_To do_
From the entries provided below, copy each line that contains the word "security".

_Supplied records_
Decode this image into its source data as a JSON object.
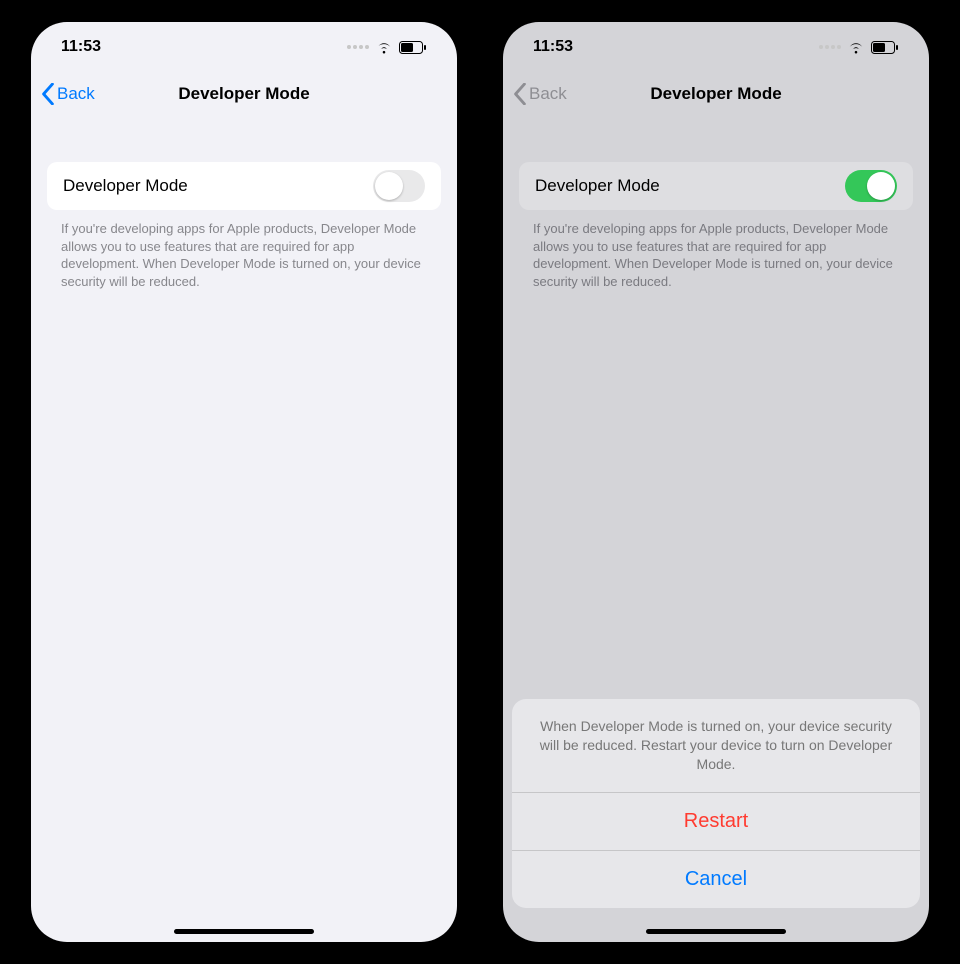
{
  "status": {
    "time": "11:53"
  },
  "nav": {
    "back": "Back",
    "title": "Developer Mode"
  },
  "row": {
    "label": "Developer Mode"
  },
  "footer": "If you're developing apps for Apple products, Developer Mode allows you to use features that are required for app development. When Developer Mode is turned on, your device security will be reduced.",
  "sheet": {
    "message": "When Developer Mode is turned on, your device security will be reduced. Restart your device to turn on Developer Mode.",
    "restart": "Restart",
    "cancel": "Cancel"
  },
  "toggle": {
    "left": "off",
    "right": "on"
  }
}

_Finished task_
  "footer": "If you're developing apps for Apple products, Developer Mode allows you to use features that are required for app development. When Developer Mode is turned on, your device security will be reduced.",
    "message": "When Developer Mode is turned on, your device security will be reduced. Restart your device to turn on Developer Mode.",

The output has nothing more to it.